Task goal
Transcribe the material below exactly as it appears.

───── Data excerpts

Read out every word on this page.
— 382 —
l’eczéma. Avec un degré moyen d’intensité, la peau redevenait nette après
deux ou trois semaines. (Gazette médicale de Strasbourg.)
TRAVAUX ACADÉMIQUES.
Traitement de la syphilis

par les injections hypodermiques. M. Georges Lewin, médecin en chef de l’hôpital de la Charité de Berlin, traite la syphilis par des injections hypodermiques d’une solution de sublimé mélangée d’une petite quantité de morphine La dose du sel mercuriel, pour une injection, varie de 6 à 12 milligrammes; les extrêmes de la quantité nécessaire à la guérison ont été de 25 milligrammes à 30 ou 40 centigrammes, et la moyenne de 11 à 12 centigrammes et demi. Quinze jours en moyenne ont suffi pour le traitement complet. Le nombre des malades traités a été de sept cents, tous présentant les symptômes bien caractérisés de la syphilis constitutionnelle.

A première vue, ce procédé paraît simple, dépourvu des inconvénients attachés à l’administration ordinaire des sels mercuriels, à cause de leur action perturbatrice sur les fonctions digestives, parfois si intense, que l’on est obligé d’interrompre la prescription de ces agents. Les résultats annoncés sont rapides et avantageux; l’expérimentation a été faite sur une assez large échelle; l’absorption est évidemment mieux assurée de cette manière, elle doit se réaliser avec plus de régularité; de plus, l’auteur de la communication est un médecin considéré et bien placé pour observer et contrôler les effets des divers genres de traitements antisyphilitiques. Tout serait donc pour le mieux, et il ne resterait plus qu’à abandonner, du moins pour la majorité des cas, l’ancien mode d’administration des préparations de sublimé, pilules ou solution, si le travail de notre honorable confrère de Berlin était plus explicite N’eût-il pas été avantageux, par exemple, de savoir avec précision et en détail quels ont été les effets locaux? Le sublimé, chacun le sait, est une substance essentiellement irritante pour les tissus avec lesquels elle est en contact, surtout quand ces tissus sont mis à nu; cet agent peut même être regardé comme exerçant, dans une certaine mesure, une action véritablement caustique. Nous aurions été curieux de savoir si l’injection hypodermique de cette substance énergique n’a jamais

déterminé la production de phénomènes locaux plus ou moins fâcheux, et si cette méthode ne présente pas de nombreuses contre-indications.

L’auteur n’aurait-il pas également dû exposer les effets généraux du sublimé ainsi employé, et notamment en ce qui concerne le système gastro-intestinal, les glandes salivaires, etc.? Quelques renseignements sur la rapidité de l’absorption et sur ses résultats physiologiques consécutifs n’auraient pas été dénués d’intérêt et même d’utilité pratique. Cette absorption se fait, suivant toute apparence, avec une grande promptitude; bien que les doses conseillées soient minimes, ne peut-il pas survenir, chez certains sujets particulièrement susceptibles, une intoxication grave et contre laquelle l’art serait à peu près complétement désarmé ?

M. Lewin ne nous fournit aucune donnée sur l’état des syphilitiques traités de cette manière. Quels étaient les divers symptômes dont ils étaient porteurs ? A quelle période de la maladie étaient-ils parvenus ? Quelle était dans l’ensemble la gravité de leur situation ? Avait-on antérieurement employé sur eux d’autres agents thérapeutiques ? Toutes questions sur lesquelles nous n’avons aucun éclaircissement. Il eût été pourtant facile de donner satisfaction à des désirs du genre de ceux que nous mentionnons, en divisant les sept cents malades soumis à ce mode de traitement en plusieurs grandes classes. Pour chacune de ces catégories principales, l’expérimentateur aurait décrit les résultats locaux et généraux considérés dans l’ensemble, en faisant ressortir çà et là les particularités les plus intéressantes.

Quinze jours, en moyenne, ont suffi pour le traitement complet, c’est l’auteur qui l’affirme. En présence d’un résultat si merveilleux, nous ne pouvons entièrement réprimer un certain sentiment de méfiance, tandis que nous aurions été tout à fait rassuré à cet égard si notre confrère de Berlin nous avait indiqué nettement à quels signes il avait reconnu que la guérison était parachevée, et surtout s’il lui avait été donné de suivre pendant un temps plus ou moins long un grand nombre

──────────

The result
Read out every word on this page.
— 382 —
l’eczéma. Avec un degré moyen d’intensité, la peau redevenait nette après
deux ou trois semaines. (Gazette médicale de Strasbourg.)
TRAVAUX ACADÉMIQUES.
Traitement de la syphilis

par les injections hypodermiques. M. Georges Lewin, médecin en chef de l’hôpital de la Charité de Berlin, traite la syphilis par des injections hypodermiques d’une solution de sublimé mélangée d’une petite quantité de morphine La dose du sel mercuriel, pour une injection, varie de 6 à 12 milligrammes; les extrêmes de la quantité nécessaire à la guérison ont été de 25 milligrammes à 30 ou 40 centigrammes, et la moyenne de 11 à 12 centigrammes et demi. Quinze jours en moyenne ont suffi pour le traitement complet. Le nombre des malades traités a été de sept cents, tous présentant les symptômes bien caractérisés de la syphilis constitutionnelle.

A première vue, ce procédé paraît simple, dépourvu des inconvénients attachés à l’administration ordinaire des sels mercuriels, à cause de leur action perturbatrice sur les fonctions digestives, parfois si intense, que l’on est obligé d’interrompre la prescription de ces agents. Les résultats annoncés sont rapides et avantageux; l’expérimentation a été faite sur une assez large échelle; l’absorption est évidemment mieux assurée de cette manière, elle doit se réaliser avec plus de régularité; de plus, l’auteur de la communication est un médecin considéré et bien placé pour observer et contrôler les effets des divers genres de traitements antisyphilitiques. Tout serait donc pour le mieux, et il ne resterait plus qu’à abandonner, du moins pour la majorité des cas, l’ancien mode d’administration des préparations de sublimé, pilules ou solution, si le travail de notre honorable confrère de Berlin était plus explicite N’eût-il pas été avantageux, par exemple, de savoir avec précision et en détail quels ont été les effets locaux? Le sublimé, chacun le sait, est une substance essentiellement irritante pour les tissus avec lesquels elle est en contact, surtout quand ces tissus sont mis à nu; cet agent peut même être regardé comme exerçant, dans une certaine mesure, une action véritablement caustique. Nous aurions été curieux de savoir si l’injection hypodermique de cette substance énergique n’a jamais

déterminé la production de phénomènes locaux plus ou moins fâcheux, et si cette méthode ne présente pas de nombreuses contre-indications.

L’auteur n’aurait-il pas également dû exposer les effets généraux du sublimé ainsi employé, et notamment en ce qui concerne le système gastro-intestinal, les glandes salivaires, etc.? Quelques renseignements sur la rapidité de l’absorption et sur ses résultats physiologiques consécutifs n’auraient pas été dénués d’intérêt et même d’utilité pratique. Cette absorption se fait, suivant toute apparence, avec une grande promptitude; bien que les doses conseillées soient minimes, ne peut-il pas survenir, chez certains sujets particulièrement susceptibles, une intoxication grave et contre laquelle l’art serait à peu près complétement désarmé ?

M. Lewin ne nous fournit aucune donnée sur l’état des syphilitiques traités de cette manière. Quels étaient les divers symptômes dont ils étaient porteurs ? A quelle période de la maladie étaient-ils parvenus ? Quelle était dans l’ensemble la gravité de leur situation ? Avait-on antérieurement employé sur eux d’autres agents thérapeutiques ? Toutes questions sur lesquelles nous n’avons aucun éclaircissement. Il eût été pourtant facile de donner satisfaction à des désirs du genre de ceux que nous mentionnons, en divisant les sept cents malades soumis à ce mode de traitement en plusieurs grandes classes. Pour chacune de ces catégories principales, l’expérimentateur aurait décrit les résultats locaux et généraux considérés dans l’ensemble, en faisant ressortir çà et là les particularités les plus intéressantes.

Quinze jours, en moyenne, ont suffi pour le traitement complet, c’est l’auteur qui l’affirme. En présence d’un résultat si merveilleux, nous ne pouvons entièrement réprimer un certain sentiment de méfiance, tandis que nous aurions été tout à fait rassuré à cet égard si notre confrère de Berlin nous avait indiqué nettement à quels signes il avait reconnu que la guérison était parachevée, et surtout s’il lui avait été donné de suivre pendant un temps plus ou moins long un grand nombre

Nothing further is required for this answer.